TASK DATA:
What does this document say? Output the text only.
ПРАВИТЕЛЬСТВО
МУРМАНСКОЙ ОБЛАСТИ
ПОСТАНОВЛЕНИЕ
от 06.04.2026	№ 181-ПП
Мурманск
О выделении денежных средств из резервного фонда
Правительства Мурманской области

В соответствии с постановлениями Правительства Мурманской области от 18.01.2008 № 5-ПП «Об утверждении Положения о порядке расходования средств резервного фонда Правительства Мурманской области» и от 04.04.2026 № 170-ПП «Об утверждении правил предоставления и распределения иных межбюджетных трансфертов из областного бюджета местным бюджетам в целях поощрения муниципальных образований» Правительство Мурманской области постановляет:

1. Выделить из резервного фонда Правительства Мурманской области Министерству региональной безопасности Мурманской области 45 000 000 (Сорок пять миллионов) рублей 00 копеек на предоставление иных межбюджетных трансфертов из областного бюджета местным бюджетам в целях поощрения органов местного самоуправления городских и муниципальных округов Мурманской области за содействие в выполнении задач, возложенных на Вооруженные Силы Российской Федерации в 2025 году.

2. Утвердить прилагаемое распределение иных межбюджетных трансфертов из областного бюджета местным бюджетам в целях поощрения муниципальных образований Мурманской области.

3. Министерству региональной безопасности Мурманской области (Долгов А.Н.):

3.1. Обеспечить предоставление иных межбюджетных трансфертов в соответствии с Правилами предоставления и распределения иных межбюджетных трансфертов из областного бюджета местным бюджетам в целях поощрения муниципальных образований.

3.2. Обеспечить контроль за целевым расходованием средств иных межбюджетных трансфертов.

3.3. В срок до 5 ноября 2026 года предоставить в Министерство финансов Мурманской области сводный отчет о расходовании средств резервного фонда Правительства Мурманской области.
...
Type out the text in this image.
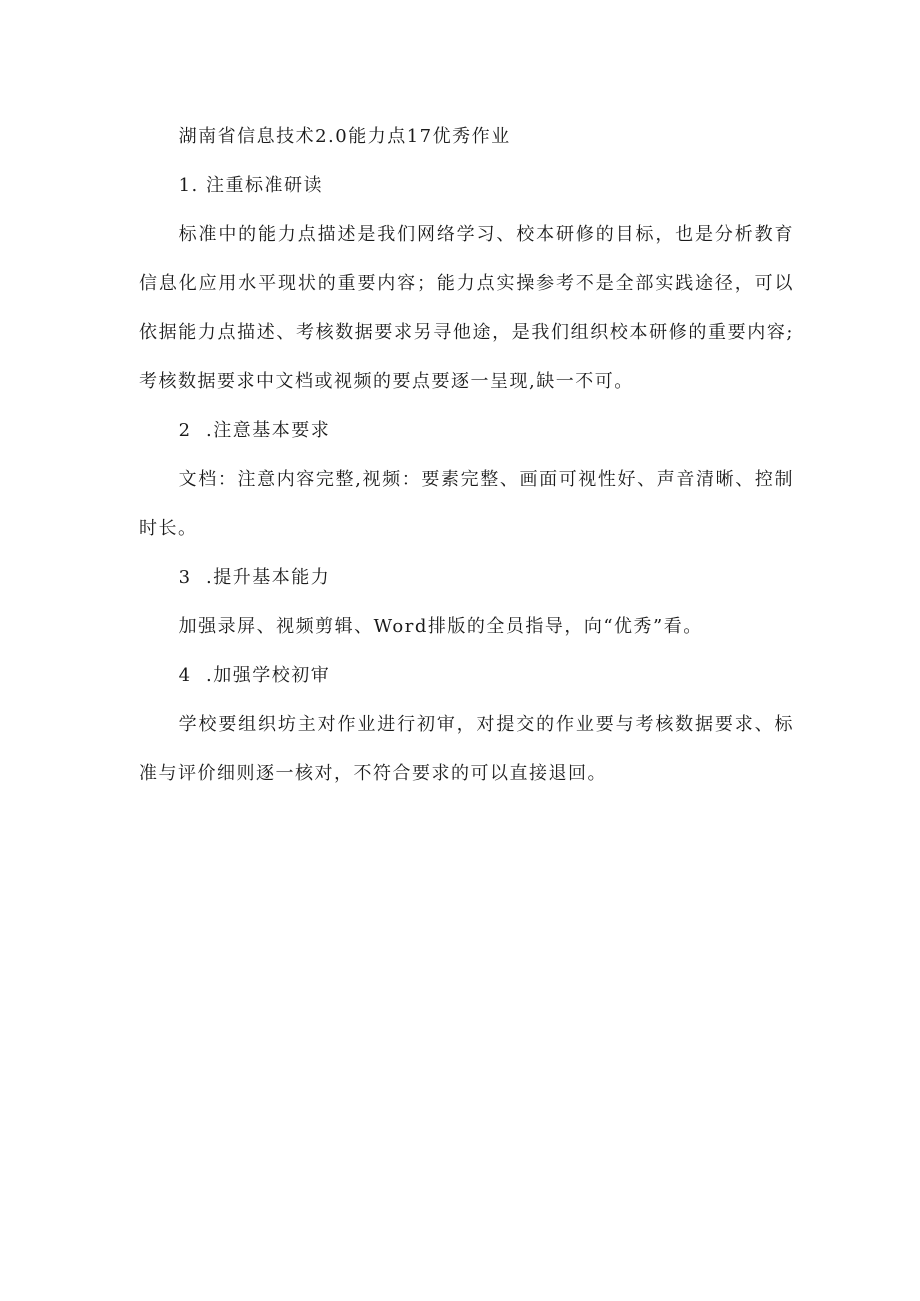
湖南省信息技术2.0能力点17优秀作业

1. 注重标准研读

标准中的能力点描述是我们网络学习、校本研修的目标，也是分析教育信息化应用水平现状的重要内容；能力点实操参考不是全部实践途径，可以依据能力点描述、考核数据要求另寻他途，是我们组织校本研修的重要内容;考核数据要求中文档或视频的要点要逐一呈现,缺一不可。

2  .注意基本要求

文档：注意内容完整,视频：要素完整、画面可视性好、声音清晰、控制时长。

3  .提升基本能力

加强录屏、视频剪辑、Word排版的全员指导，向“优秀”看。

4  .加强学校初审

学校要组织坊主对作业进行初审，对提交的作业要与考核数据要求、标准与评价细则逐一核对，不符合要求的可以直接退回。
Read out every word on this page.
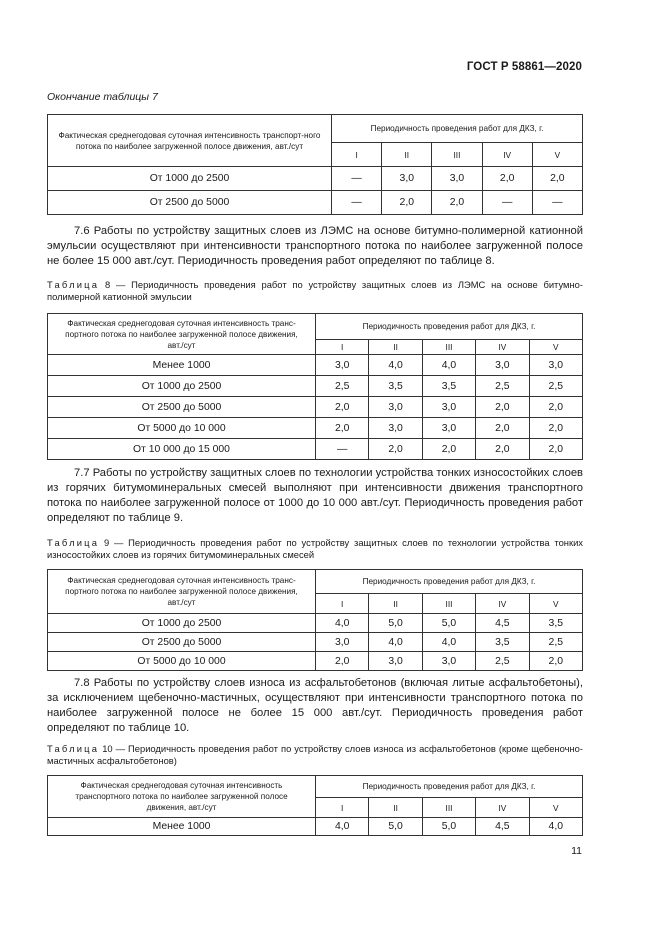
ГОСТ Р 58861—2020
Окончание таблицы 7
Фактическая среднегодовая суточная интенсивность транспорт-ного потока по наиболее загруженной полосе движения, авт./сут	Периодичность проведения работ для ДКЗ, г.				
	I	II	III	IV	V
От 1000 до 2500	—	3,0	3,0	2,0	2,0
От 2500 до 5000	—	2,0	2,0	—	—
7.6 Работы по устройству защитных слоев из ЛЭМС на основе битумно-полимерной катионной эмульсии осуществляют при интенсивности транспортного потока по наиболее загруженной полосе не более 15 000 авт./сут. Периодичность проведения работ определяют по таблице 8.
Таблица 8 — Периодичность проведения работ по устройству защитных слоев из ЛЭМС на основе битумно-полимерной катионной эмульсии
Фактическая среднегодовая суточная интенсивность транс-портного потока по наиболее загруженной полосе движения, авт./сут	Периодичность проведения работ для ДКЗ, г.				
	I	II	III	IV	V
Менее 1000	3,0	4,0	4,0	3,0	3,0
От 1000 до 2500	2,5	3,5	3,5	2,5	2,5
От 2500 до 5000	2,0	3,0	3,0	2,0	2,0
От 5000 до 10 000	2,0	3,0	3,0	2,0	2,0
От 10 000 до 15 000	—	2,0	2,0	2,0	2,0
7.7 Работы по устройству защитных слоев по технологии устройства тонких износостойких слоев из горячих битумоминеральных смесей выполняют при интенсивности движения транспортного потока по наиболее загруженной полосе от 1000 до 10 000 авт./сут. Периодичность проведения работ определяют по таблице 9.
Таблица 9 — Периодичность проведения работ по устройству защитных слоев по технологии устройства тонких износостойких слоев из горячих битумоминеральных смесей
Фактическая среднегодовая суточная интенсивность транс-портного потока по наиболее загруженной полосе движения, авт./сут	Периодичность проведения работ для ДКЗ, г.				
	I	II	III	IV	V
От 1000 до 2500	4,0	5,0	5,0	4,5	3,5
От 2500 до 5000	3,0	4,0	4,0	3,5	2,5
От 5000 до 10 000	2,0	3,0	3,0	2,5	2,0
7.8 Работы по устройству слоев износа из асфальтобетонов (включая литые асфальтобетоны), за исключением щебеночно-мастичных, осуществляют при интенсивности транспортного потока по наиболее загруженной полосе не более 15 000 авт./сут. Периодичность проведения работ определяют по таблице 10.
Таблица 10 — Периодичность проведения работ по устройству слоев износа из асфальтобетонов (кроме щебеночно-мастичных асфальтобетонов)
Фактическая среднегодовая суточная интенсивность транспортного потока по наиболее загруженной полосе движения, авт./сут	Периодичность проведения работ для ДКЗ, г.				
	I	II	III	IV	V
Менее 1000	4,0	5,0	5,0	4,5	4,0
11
--
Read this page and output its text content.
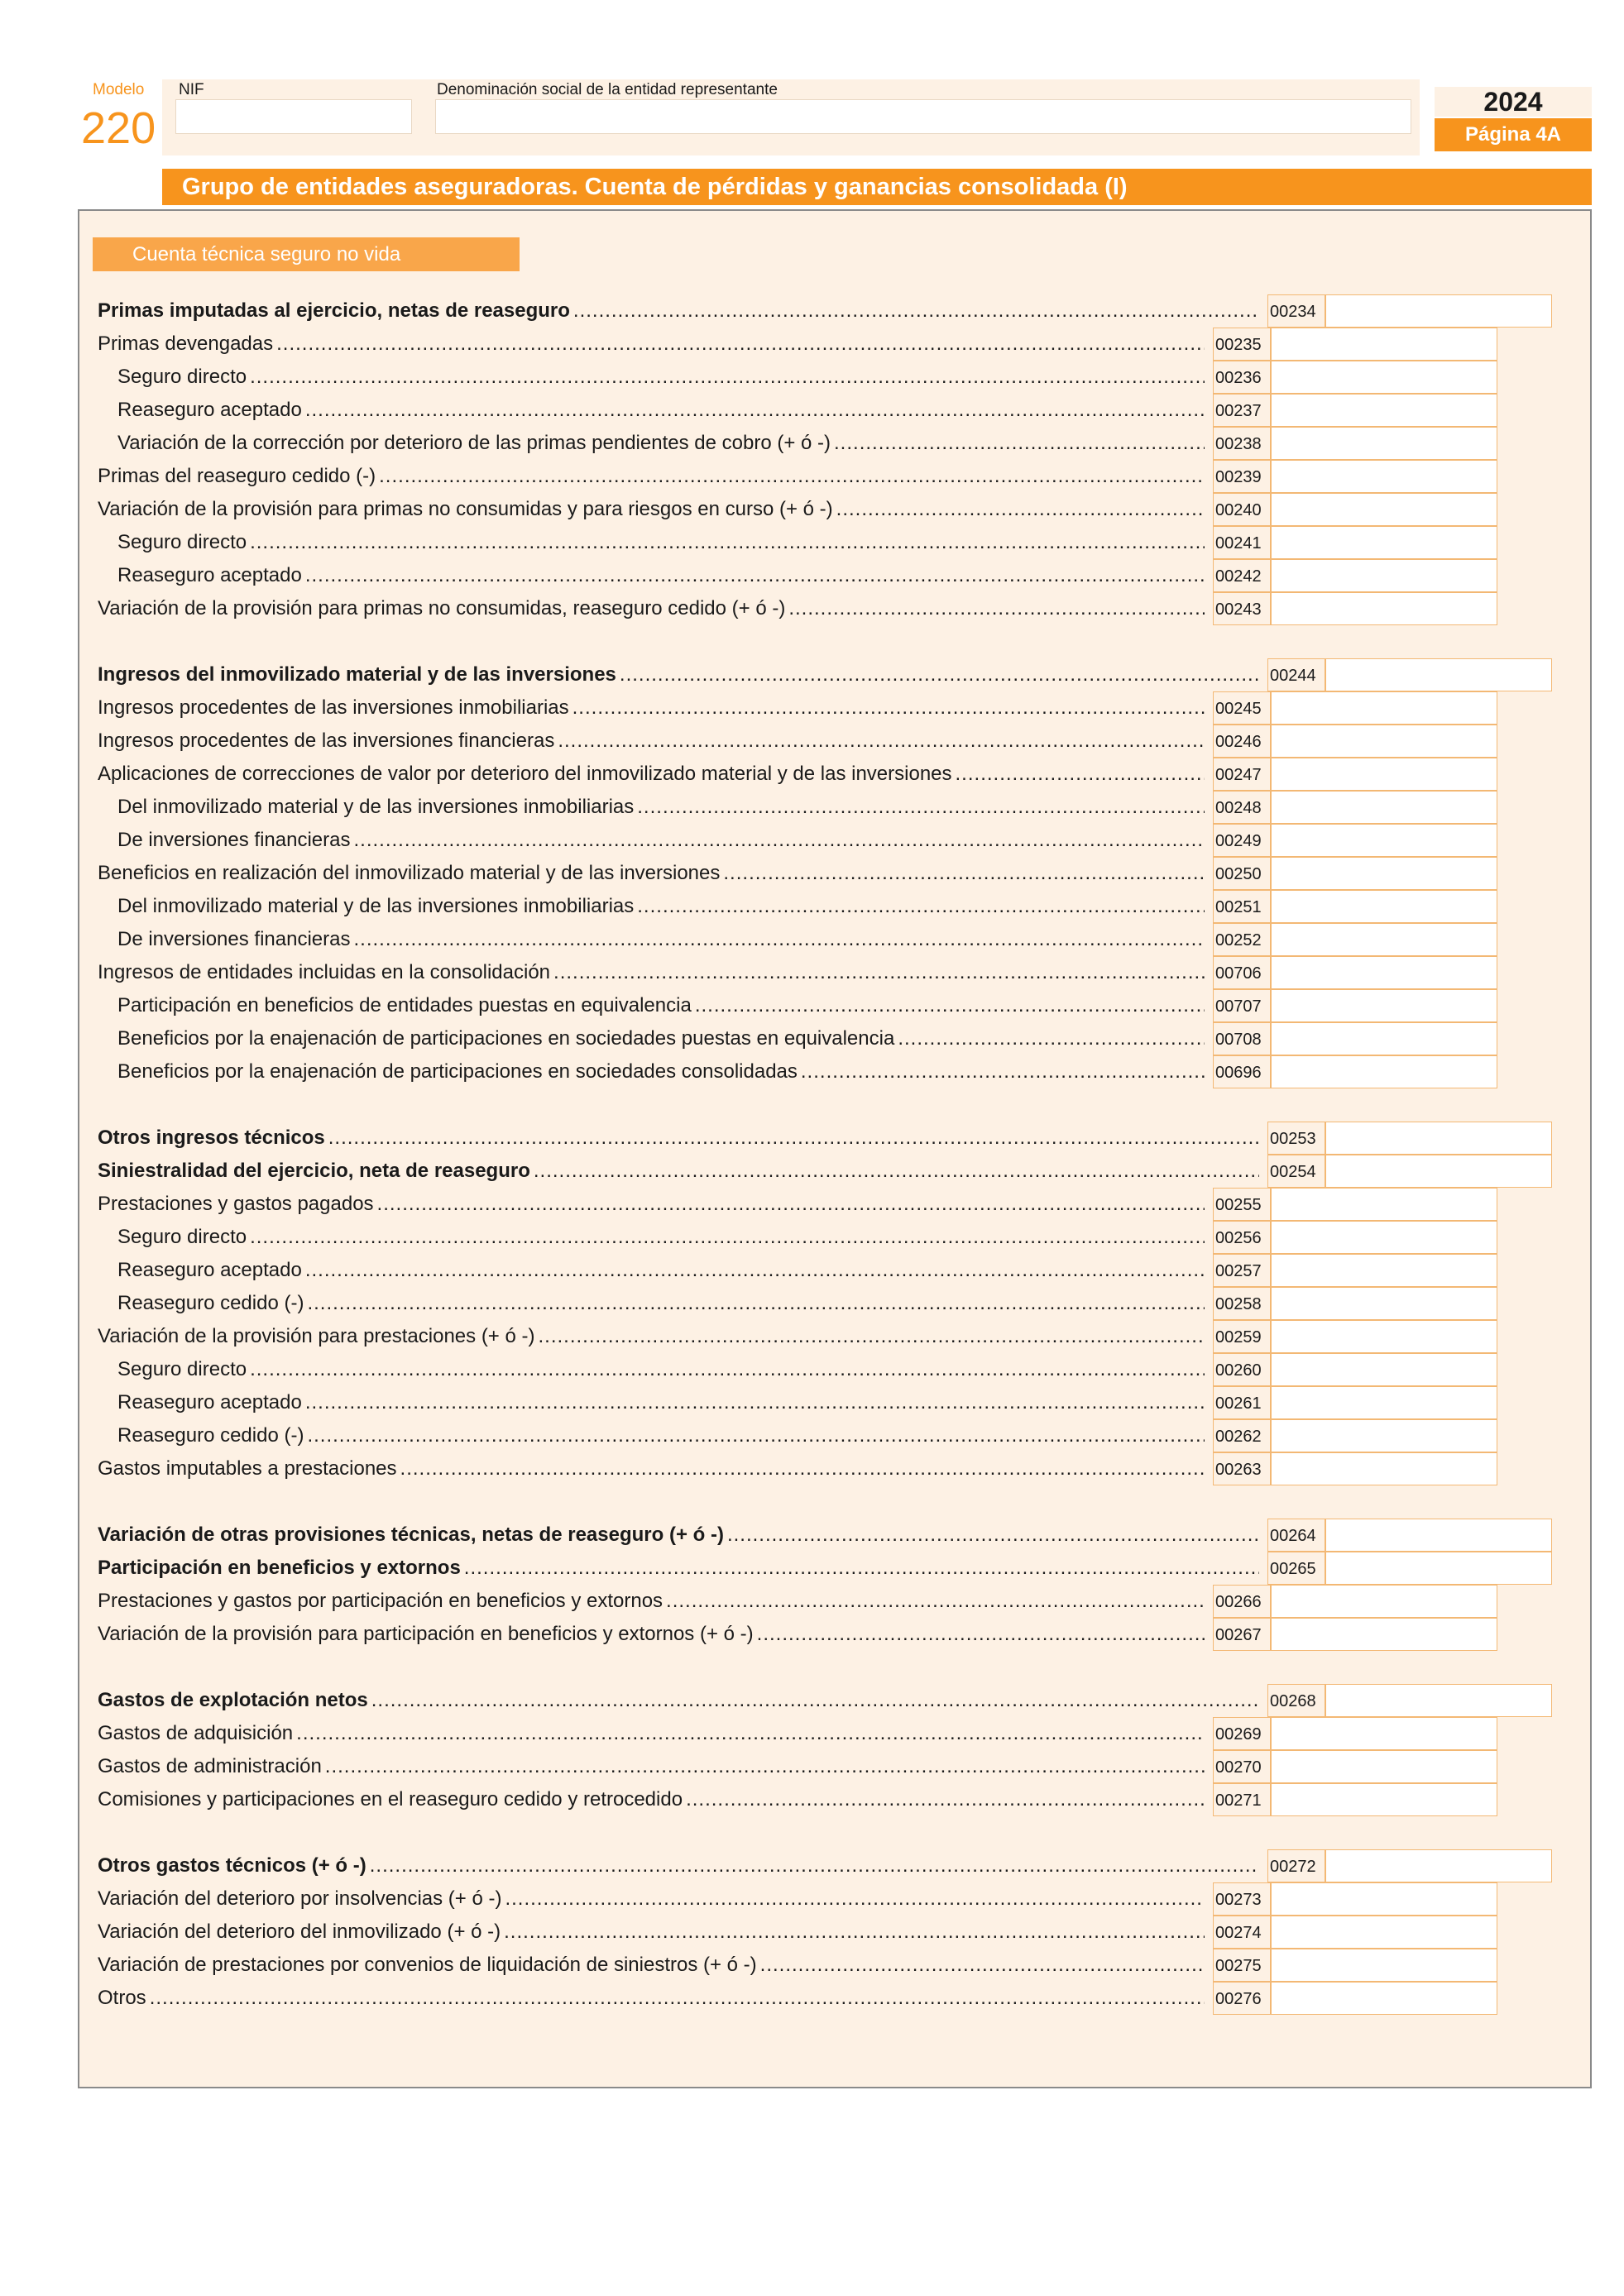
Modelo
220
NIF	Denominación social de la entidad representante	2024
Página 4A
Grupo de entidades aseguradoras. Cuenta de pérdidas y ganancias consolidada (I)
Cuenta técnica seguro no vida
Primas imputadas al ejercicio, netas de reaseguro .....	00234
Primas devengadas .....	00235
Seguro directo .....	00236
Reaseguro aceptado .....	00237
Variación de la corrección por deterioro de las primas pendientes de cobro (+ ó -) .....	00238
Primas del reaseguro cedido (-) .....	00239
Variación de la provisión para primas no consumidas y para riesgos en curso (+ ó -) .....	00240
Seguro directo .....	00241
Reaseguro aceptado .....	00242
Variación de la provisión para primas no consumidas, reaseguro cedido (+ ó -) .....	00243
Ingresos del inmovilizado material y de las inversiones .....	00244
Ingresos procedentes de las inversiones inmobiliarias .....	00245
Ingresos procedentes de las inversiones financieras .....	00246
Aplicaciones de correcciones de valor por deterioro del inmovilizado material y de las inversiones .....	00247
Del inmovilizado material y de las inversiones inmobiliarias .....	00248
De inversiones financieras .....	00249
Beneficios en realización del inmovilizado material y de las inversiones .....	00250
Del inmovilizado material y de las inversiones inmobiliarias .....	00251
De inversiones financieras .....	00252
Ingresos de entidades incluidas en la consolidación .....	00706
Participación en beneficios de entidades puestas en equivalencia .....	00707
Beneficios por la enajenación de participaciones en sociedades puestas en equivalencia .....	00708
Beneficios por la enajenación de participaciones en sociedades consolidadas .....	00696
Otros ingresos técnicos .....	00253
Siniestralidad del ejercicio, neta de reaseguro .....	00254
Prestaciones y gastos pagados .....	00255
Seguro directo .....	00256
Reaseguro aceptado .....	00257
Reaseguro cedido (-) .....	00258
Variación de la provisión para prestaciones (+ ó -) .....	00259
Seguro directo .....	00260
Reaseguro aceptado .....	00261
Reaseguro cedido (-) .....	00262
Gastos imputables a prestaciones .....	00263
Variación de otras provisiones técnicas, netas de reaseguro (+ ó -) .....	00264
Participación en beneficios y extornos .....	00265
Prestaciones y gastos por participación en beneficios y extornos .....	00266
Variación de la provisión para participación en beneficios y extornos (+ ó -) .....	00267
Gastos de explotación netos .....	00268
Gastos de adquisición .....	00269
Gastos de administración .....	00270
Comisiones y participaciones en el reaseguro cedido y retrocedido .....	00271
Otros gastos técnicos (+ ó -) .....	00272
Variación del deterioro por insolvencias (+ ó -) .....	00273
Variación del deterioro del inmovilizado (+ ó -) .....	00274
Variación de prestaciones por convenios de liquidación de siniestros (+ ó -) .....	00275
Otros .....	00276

TASK TO COMPLETE:
In the listing above, find each line with the word "интенсивности" and copy it.

SOLUTION:
7.6 Работы по устройству защитных слоев из ЛЭМС на основе битумно-полимерной катионной эмульсии осуществляют при интенсивности транспортного потока по наиболее загруженной полосе не более 15 000 авт./сут. Периодичность проведения работ определяют по таблице 8.
7.7 Работы по устройству защитных слоев по технологии устройства тонких износостойких слоев из горячих битумоминеральных смесей выполняют при интенсивности движения транспортного потока по наиболее загруженной полосе от 1000 до 10 000 авт./сут. Периодичность проведения работ определяют по таблице 9.
7.8 Работы по устройству слоев износа из асфальтобетонов (включая литые асфальтобетоны), за исключением щебеночно-мастичных, осуществляют при интенсивности транспортного потока по наиболее загруженной полосе не более 15 000 авт./сут. Периодичность проведения работ определяют по таблице 10.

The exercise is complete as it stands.